==== Provided data ====

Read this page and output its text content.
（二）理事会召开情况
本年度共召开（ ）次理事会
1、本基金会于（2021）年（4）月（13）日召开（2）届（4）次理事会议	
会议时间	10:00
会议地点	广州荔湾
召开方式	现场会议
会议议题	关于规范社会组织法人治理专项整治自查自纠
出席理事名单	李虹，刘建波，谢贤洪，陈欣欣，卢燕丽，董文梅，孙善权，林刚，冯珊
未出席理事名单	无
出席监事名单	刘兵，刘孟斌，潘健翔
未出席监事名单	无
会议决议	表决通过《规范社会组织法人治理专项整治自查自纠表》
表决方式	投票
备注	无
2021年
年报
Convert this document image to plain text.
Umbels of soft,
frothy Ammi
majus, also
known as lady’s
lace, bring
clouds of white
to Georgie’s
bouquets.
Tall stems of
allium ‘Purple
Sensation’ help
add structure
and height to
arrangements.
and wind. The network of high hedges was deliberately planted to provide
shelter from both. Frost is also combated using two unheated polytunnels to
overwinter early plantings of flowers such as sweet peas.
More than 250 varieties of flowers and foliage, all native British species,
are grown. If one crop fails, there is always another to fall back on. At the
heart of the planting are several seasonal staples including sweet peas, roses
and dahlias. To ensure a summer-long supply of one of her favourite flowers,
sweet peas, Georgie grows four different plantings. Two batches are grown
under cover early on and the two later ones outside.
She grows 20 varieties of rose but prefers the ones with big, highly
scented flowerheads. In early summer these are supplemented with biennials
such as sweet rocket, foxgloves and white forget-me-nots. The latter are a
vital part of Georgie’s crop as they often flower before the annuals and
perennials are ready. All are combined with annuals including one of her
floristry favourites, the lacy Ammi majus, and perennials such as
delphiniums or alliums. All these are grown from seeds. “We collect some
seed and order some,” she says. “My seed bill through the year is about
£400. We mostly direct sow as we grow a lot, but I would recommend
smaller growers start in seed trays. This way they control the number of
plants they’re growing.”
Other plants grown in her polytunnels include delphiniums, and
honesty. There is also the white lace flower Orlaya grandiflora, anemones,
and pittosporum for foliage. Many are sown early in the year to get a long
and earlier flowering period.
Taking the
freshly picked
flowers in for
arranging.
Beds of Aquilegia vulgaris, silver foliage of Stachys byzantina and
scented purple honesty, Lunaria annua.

====

### Exercise objective
Look through the entries above. Extract each line with the word "year".

### Task result
seed and order some,” she says. “My seed bill through the year is about
and pittosporum for foliage. Many are sown early in the year to get a long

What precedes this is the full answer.